═════ Records

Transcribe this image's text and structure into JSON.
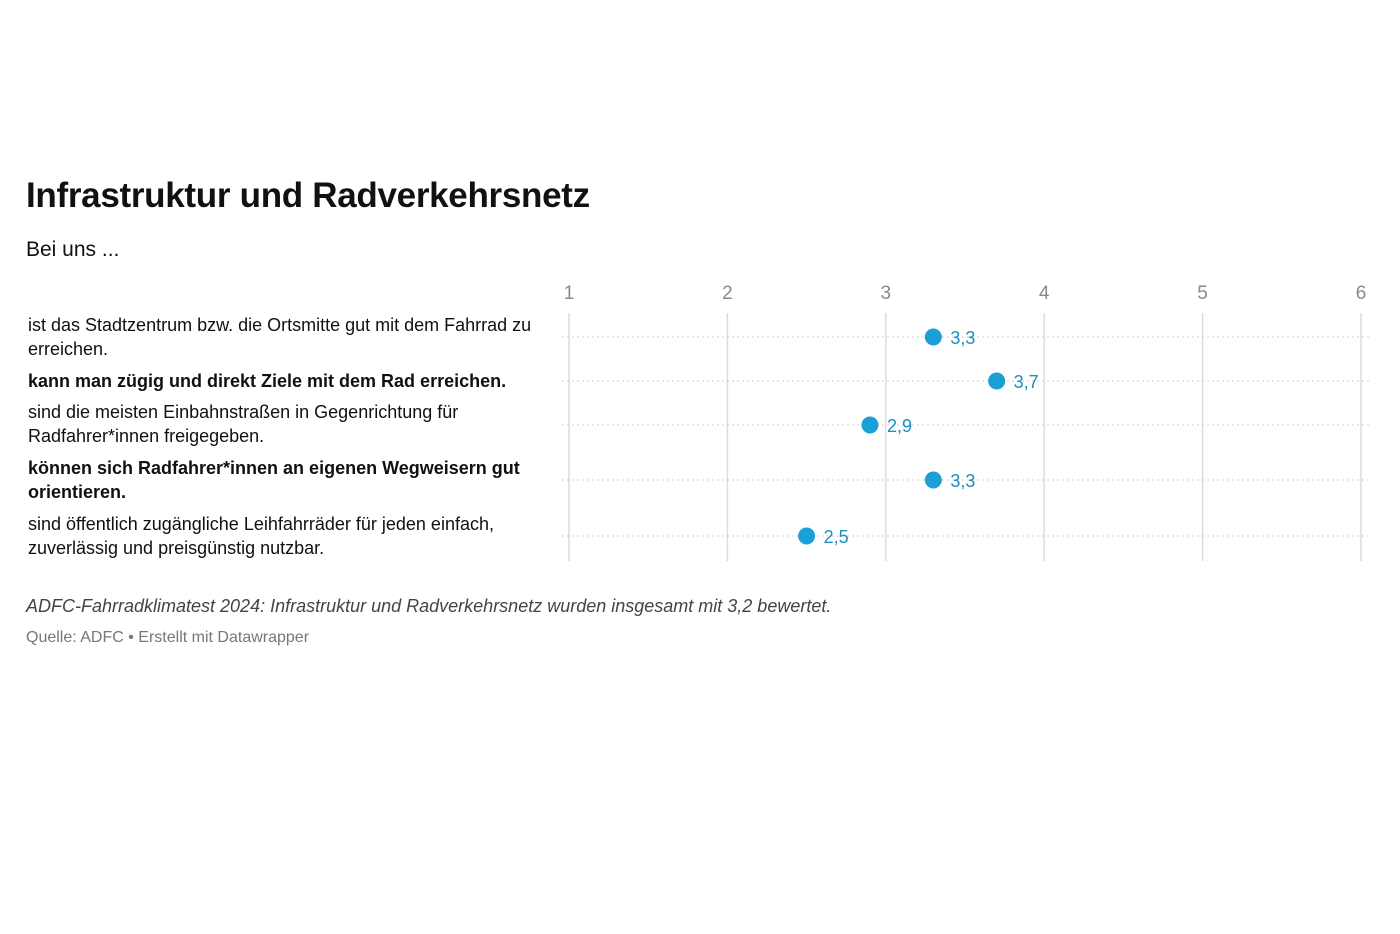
{
  "header": {
    "title": "Infrastruktur und Radverkehrsnetz",
    "subtitle": "Bei uns ..."
  },
  "chart_data": {
    "type": "scatter",
    "title": "Infrastruktur und Radverkehrsnetz",
    "subtitle": "Bei uns ...",
    "xlim": [
      1,
      6
    ],
    "x_ticks": [
      "1",
      "2",
      "3",
      "4",
      "5",
      "6"
    ],
    "grid": true,
    "categories": [
      "ist das Stadtzentrum bzw. die Ortsmitte gut mit dem Fahrrad zu erreichen.",
      "kann man zügig und direkt Ziele mit dem Rad erreichen.",
      "sind die meisten Einbahnstraßen in Gegenrichtung für Radfahrer*innen freigegeben.",
      "können sich Radfahrer*innen an eigenen Wegweisern gut orientieren.",
      "sind öffentlich zugängliche Leihfahrräder für jeden einfach, zuverlässig und preisgünstig nutzbar."
    ],
    "values": [
      3.3,
      3.7,
      2.9,
      3.3,
      2.5
    ],
    "value_labels": [
      "3,3",
      "3,7",
      "2,9",
      "3,3",
      "2,5"
    ],
    "bold_rows": [
      false,
      true,
      false,
      true,
      false
    ],
    "point_color": "#1a9fd6",
    "label_color": "#1a8fc0"
  },
  "footer": {
    "notes": "ADFC-Fahrradklimatest 2024: Infrastruktur und Radverkehrsnetz wurden insgesamt mit 3,2 bewertet.",
    "source": "Quelle: ADFC • Erstellt mit Datawrapper"
  }
}
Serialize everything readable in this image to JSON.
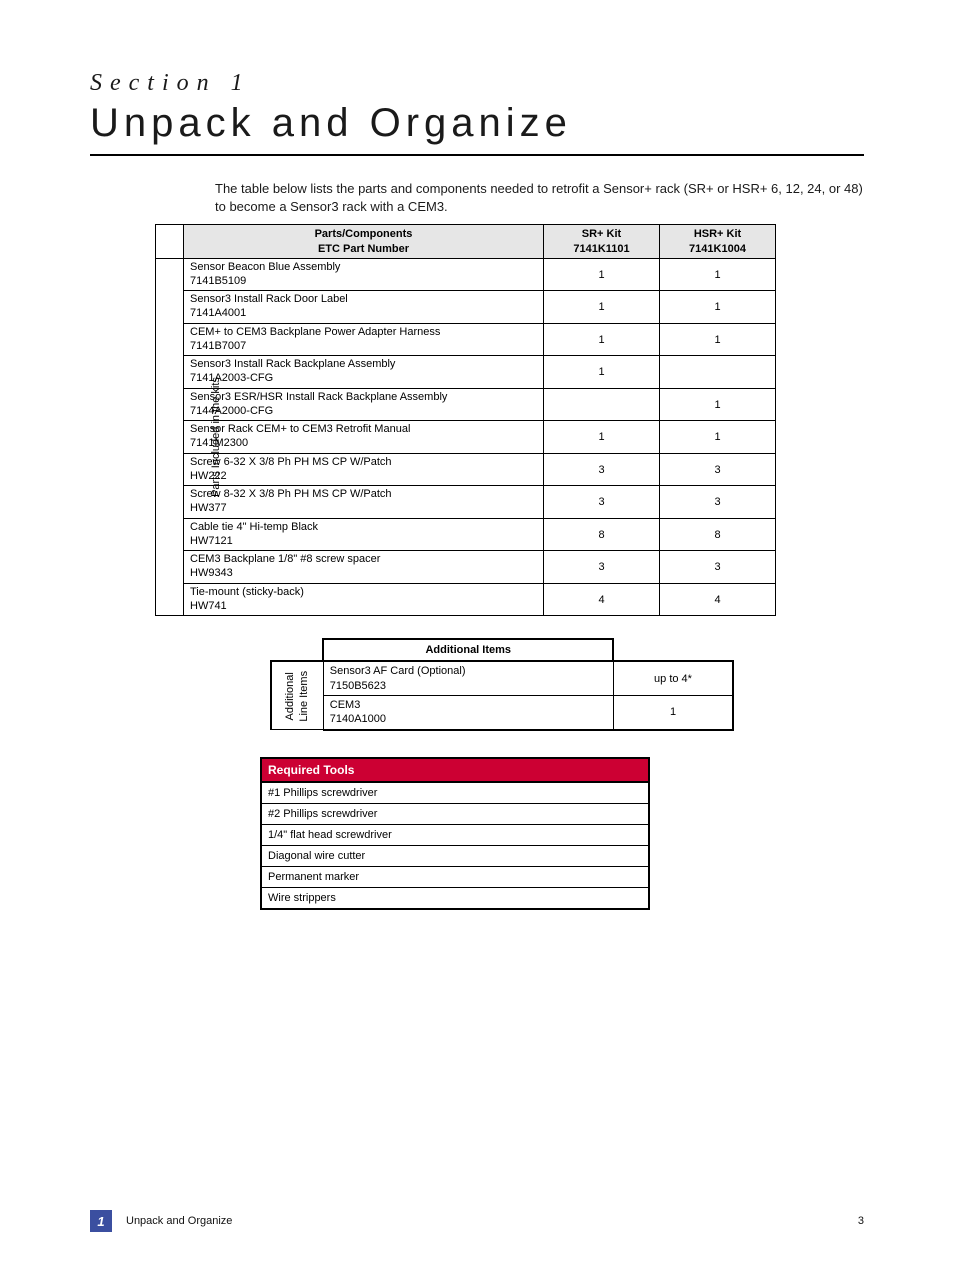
{
  "section": {
    "label": "Section 1",
    "title": "Unpack and Organize"
  },
  "intro": "The table below lists the parts and components needed to retrofit a Sensor+ rack (SR+ or HSR+ 6, 12, 24, or 48) to become a Sensor3 rack with a CEM3.",
  "parts": {
    "side_label": "Parts Included in the kits",
    "headers": {
      "desc_line1": "Parts/Components",
      "desc_line2": "ETC Part Number",
      "sr_line1": "SR+ Kit",
      "sr_line2": "7141K1101",
      "hsr_line1": "HSR+ Kit",
      "hsr_line2": "7141K1004"
    },
    "rows": [
      {
        "name": "Sensor Beacon Blue Assembly",
        "pn": "7141B5109",
        "sr": "1",
        "hsr": "1"
      },
      {
        "name": "Sensor3 Install Rack Door Label",
        "pn": "7141A4001",
        "sr": "1",
        "hsr": "1"
      },
      {
        "name": "CEM+ to CEM3 Backplane Power Adapter Harness",
        "pn": "7141B7007",
        "sr": "1",
        "hsr": "1"
      },
      {
        "name": "Sensor3 Install Rack Backplane Assembly",
        "pn": "7141A2003-CFG",
        "sr": "1",
        "hsr": ""
      },
      {
        "name": "Sensor3 ESR/HSR Install Rack Backplane Assembly",
        "pn": "7144A2000-CFG",
        "sr": "",
        "hsr": "1"
      },
      {
        "name": "Sensor Rack CEM+ to CEM3 Retrofit Manual",
        "pn": "7141M2300",
        "sr": "1",
        "hsr": "1"
      },
      {
        "name": "Screw 6-32 X 3/8 Ph PH MS CP W/Patch",
        "pn": "HW222",
        "sr": "3",
        "hsr": "3"
      },
      {
        "name": "Screw 8-32 X 3/8 Ph PH MS CP W/Patch",
        "pn": "HW377",
        "sr": "3",
        "hsr": "3"
      },
      {
        "name": "Cable tie 4\" Hi-temp Black",
        "pn": "HW7121",
        "sr": "8",
        "hsr": "8"
      },
      {
        "name": "CEM3 Backplane 1/8\" #8 screw spacer",
        "pn": "HW9343",
        "sr": "3",
        "hsr": "3"
      },
      {
        "name": "Tie-mount (sticky-back)",
        "pn": "HW741",
        "sr": "4",
        "hsr": "4"
      }
    ]
  },
  "additional": {
    "header": "Additional Items",
    "side_label_line1": "Additional",
    "side_label_line2": "Line Items",
    "rows": [
      {
        "name": "Sensor3 AF Card (Optional)",
        "pn": "7150B5623",
        "val": "up to 4*"
      },
      {
        "name": "CEM3",
        "pn": "7140A1000",
        "val": "1"
      }
    ]
  },
  "tools": {
    "header": "Required Tools",
    "header_bg": "#cc0033",
    "header_fg": "#ffffff",
    "items": [
      "#1 Phillips screwdriver",
      "#2 Phillips screwdriver",
      "1/4\" flat head screwdriver",
      "Diagonal wire cutter",
      "Permanent marker",
      "Wire strippers"
    ]
  },
  "footer": {
    "glyph": "1",
    "glyph_bg": "#3b4fa0",
    "title": "Unpack and Organize",
    "page": "3"
  }
}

══════════

Work to complete: Identify the lines in the entries that hold "erreichen" and return each one.

Exercise result:
      "ist das Stadtzentrum bzw. die Ortsmitte gut mit dem Fahrrad zu erreichen.",
      "kann man zügig und direkt Ziele mit dem Rad erreichen.",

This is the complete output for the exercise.